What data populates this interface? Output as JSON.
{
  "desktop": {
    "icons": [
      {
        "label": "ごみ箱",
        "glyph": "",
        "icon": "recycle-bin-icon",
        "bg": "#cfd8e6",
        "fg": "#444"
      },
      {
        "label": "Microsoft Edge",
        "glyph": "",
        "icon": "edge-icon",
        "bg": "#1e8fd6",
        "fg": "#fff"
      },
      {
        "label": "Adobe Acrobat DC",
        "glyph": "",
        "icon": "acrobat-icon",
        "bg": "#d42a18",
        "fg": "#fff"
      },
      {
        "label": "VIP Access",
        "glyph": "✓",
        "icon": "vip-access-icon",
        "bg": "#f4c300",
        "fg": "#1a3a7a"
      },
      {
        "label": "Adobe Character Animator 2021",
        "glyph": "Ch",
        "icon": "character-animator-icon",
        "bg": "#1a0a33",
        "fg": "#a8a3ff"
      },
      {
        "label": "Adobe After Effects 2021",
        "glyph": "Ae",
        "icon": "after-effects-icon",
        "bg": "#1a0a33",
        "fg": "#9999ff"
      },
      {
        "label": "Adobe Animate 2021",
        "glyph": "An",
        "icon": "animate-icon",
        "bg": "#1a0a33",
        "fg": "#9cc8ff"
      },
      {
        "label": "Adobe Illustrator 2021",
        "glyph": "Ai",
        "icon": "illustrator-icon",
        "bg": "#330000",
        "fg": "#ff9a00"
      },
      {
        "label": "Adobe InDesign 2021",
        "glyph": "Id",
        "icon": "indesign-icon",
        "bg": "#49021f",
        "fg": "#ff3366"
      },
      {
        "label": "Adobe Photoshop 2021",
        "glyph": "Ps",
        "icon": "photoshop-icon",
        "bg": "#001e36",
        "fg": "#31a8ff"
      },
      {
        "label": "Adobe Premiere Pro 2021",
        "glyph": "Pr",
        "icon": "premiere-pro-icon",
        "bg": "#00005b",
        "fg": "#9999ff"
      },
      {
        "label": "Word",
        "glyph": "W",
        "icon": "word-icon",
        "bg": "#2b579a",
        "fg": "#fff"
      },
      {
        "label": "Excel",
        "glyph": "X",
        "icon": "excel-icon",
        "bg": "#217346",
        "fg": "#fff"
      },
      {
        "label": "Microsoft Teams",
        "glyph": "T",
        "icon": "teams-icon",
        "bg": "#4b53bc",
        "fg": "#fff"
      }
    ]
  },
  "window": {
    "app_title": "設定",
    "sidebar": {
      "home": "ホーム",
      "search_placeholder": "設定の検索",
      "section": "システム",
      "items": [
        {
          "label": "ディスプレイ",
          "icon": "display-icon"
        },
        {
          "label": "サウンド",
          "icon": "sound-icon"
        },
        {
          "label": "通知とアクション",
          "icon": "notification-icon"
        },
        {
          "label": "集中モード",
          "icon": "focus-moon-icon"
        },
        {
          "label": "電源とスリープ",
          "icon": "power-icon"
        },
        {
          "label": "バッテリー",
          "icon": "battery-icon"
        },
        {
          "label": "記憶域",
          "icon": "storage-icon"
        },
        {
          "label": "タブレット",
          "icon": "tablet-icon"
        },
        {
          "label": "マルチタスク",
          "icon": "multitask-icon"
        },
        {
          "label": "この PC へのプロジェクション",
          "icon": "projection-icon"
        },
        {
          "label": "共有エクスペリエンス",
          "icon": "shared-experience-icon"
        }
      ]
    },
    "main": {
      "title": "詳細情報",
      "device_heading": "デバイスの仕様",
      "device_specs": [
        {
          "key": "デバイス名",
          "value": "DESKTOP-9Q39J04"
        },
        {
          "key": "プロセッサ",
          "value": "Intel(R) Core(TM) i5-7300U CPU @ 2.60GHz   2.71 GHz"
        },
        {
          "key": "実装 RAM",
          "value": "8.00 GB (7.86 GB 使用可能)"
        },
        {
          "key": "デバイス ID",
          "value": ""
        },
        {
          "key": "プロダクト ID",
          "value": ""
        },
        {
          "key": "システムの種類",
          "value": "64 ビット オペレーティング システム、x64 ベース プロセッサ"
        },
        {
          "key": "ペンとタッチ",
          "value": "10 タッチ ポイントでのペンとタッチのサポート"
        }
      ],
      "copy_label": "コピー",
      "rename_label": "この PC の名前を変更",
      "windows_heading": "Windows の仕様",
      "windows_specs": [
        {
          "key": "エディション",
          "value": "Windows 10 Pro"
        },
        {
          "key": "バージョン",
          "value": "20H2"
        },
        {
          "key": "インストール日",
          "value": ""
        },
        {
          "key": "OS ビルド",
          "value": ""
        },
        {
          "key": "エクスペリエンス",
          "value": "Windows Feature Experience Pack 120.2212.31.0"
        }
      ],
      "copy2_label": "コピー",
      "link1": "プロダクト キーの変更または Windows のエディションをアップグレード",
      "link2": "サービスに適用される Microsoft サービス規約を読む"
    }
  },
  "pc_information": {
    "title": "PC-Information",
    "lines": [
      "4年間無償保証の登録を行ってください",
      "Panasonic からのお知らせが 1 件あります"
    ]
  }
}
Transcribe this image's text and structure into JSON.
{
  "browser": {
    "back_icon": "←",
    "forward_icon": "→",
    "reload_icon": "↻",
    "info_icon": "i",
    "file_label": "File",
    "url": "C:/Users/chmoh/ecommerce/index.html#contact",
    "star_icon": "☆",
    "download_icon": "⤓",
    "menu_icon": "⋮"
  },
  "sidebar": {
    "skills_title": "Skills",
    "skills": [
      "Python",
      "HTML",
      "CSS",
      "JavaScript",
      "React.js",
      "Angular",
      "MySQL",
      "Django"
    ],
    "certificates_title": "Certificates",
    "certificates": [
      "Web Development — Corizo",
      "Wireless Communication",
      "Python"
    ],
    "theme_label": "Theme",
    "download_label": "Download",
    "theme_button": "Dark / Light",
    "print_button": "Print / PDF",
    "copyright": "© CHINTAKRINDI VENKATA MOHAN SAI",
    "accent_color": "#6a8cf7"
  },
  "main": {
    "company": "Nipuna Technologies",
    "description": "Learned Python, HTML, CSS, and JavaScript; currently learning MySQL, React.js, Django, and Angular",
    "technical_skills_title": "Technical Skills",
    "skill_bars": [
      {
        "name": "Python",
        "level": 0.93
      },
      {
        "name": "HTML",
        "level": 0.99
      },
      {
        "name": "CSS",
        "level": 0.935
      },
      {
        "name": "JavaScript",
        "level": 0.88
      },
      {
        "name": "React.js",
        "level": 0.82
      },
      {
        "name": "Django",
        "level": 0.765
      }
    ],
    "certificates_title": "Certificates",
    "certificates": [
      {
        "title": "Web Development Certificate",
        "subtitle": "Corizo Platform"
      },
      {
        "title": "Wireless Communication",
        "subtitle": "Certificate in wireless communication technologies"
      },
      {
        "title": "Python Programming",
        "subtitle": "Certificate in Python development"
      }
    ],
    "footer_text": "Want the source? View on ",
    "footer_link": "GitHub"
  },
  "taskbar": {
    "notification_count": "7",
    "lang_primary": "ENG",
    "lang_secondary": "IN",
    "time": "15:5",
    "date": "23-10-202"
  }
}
------------------------
Filter the entries down to the lines with the word "JavaScript" in them.

Output below >>
      "JavaScript",
    "description": "Learned Python, HTML, CSS, and JavaScript; currently learning MySQL, React.js, Django, and Angular",
        "name": "JavaScript",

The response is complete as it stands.